● Supplied entries:
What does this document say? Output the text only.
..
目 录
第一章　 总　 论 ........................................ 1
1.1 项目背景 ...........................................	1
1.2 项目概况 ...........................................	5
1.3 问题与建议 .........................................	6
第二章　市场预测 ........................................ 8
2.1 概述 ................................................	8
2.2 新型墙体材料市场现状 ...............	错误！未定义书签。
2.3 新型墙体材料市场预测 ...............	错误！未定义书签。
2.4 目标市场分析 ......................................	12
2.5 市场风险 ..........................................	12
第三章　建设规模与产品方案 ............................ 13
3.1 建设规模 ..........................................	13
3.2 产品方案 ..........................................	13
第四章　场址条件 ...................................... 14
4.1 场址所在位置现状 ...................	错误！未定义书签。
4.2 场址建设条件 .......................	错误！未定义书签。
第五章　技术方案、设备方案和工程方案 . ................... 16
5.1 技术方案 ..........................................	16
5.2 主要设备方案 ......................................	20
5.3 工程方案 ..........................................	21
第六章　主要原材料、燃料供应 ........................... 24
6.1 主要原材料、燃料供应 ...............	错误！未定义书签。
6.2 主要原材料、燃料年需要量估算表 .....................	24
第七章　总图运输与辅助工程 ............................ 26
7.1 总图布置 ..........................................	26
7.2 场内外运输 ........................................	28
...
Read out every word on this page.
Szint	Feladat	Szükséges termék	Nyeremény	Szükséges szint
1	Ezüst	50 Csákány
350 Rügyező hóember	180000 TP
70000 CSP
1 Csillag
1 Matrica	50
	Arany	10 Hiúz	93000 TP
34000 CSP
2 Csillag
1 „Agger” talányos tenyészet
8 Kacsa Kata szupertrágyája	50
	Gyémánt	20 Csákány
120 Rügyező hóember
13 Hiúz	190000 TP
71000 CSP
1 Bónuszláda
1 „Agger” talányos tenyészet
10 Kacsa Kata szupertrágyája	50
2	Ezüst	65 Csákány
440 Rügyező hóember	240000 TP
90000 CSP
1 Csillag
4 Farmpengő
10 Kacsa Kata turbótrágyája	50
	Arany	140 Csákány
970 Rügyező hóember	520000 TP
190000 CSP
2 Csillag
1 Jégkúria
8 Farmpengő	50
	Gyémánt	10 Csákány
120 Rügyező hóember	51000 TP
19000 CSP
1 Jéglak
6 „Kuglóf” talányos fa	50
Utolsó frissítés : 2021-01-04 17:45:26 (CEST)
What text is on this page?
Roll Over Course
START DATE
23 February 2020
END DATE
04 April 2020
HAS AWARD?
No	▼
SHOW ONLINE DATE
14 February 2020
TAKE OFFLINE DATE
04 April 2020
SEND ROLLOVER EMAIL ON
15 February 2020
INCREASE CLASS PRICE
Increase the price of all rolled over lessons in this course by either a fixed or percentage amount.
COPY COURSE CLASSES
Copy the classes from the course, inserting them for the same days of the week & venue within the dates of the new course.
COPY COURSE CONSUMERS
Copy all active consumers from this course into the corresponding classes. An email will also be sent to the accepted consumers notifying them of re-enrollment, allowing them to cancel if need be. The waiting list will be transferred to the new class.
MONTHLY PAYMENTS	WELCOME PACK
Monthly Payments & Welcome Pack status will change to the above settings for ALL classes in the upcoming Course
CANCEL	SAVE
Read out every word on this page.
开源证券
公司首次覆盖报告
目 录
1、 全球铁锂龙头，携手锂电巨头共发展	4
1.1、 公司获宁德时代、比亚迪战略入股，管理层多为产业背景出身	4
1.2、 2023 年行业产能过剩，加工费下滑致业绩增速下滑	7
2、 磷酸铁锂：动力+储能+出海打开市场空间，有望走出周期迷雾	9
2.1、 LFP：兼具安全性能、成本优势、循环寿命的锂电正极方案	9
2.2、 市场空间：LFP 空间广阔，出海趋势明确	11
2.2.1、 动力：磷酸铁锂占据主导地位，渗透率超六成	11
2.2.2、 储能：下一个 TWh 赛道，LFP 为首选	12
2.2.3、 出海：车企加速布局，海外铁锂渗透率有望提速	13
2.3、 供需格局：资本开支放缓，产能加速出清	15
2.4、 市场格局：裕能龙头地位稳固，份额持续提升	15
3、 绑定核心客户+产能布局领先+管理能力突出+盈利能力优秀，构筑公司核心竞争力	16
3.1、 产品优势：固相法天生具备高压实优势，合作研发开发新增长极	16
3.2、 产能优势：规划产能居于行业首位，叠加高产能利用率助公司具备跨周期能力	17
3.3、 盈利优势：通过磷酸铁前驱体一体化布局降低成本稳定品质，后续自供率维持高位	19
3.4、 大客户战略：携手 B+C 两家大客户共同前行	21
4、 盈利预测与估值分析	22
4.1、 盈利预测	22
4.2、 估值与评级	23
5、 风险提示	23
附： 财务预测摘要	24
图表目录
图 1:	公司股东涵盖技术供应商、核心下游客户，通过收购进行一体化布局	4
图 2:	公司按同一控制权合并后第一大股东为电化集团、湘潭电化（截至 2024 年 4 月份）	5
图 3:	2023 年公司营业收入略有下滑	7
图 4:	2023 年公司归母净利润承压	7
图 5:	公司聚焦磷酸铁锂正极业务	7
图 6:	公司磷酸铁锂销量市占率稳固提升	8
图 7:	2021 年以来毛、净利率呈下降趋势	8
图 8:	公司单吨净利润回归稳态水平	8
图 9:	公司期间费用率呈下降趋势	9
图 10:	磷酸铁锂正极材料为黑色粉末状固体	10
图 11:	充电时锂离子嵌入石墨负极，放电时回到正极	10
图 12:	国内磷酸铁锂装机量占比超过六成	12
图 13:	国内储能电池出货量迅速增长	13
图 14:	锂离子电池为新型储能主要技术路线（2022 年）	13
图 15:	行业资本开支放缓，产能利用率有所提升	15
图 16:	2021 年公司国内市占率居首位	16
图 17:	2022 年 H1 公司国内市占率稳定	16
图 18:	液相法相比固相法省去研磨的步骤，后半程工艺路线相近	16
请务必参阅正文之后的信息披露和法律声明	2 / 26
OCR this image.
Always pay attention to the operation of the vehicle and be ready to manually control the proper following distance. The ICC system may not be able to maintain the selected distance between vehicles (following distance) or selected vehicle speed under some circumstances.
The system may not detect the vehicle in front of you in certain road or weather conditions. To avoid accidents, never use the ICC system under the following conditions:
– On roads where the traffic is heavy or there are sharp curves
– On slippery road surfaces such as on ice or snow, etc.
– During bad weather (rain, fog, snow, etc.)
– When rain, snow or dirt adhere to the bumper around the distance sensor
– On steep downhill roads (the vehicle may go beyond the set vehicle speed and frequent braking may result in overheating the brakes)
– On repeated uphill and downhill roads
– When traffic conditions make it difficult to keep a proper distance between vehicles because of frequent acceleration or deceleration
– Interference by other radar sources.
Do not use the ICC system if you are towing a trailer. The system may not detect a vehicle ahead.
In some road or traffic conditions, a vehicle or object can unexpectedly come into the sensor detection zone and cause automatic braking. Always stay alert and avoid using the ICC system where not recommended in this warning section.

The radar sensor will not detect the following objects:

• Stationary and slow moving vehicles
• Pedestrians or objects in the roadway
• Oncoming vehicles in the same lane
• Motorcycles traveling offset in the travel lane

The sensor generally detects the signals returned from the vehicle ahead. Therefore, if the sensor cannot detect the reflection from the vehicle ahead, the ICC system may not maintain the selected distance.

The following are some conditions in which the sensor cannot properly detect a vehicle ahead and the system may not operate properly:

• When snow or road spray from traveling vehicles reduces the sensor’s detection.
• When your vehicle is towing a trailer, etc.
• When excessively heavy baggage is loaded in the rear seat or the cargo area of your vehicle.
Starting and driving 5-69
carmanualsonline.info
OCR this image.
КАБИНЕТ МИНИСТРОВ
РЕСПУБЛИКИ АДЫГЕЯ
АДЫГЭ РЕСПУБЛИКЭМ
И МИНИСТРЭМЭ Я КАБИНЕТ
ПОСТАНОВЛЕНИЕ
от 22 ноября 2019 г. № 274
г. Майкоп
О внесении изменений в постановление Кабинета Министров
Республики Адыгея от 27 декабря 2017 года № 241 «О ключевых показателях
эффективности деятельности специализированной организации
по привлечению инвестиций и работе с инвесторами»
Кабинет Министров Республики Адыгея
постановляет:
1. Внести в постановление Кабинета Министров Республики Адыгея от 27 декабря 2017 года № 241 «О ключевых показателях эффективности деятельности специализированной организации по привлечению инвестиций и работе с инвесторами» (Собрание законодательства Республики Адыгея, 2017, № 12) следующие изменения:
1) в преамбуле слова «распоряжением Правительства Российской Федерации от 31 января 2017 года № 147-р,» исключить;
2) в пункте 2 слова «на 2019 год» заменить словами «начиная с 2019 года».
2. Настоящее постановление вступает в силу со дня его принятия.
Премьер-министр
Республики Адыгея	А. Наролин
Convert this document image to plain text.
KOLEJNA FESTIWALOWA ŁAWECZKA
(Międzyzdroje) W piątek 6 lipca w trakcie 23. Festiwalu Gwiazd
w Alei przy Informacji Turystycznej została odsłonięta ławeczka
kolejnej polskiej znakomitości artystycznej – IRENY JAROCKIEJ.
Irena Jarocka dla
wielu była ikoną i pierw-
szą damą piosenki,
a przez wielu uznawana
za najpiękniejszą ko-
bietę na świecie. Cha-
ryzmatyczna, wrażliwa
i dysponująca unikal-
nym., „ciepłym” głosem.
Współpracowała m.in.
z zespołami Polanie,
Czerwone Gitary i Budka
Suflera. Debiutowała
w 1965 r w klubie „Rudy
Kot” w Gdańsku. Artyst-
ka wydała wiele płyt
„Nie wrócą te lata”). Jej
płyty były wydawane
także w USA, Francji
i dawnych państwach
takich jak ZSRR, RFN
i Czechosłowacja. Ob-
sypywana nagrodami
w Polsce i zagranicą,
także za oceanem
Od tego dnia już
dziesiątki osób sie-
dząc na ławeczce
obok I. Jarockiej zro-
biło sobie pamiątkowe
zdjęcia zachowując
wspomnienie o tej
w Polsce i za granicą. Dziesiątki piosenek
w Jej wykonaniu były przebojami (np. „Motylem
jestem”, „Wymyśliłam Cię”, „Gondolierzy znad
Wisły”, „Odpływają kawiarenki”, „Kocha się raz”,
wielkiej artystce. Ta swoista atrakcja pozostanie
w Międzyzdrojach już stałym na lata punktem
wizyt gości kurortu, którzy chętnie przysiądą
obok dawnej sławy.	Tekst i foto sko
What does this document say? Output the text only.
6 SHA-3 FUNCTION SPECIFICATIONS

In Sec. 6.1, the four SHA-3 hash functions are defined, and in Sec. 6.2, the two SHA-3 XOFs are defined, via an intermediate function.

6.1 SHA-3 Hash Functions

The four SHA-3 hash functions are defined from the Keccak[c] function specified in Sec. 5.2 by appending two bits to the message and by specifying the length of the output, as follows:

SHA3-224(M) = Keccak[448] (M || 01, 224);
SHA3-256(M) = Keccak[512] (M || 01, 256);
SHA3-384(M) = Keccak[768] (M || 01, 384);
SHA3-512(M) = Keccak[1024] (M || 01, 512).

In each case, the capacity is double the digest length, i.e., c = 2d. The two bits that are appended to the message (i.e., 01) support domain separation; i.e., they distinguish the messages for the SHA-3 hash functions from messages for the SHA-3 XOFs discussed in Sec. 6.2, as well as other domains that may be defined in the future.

● What is required: Identify and copy lines that hold the string "Arany".

● Solution to the problem:
	Arany	10 Hiúz	93000 TP
	Arany	140 Csákány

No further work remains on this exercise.